STATED GOAL: Copy every line with the string "сайту" in it.

THE DATA:
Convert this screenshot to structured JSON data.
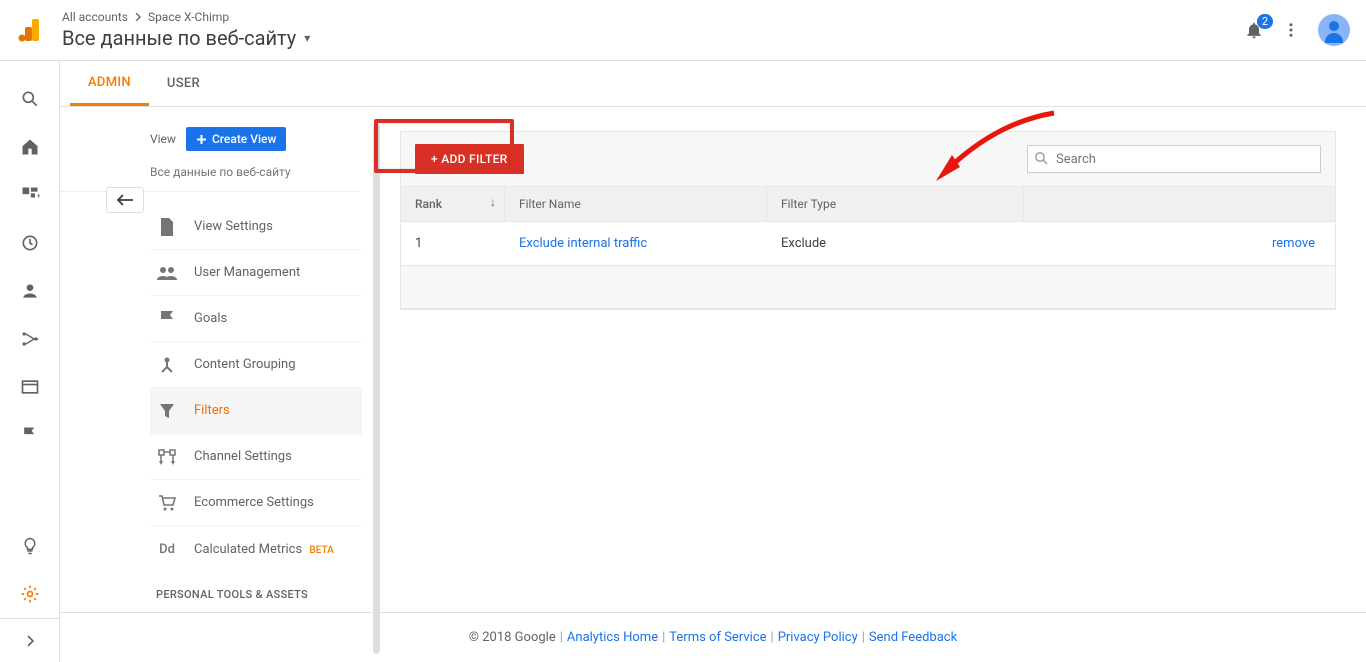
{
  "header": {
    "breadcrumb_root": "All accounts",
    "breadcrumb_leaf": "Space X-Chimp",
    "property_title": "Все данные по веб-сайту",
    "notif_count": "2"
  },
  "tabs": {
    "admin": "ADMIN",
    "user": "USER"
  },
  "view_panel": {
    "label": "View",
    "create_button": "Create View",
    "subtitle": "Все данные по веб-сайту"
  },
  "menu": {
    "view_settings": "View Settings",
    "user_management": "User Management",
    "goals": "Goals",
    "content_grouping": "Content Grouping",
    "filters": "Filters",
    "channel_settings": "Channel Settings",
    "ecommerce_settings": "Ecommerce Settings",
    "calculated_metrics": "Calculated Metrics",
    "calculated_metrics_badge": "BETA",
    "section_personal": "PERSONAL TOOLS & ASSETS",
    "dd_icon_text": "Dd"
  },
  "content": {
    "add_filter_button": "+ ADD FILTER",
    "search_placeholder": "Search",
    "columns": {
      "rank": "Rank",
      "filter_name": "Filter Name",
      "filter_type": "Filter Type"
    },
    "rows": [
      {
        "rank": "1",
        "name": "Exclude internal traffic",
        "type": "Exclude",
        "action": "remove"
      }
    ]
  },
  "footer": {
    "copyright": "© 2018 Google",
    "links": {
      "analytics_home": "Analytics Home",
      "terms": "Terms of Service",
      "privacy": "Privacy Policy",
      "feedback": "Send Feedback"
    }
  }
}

ANSWER FOR THE TASK:
    "property_title": "Все данные по веб-сайту",
    "subtitle": "Все данные по веб-сайту"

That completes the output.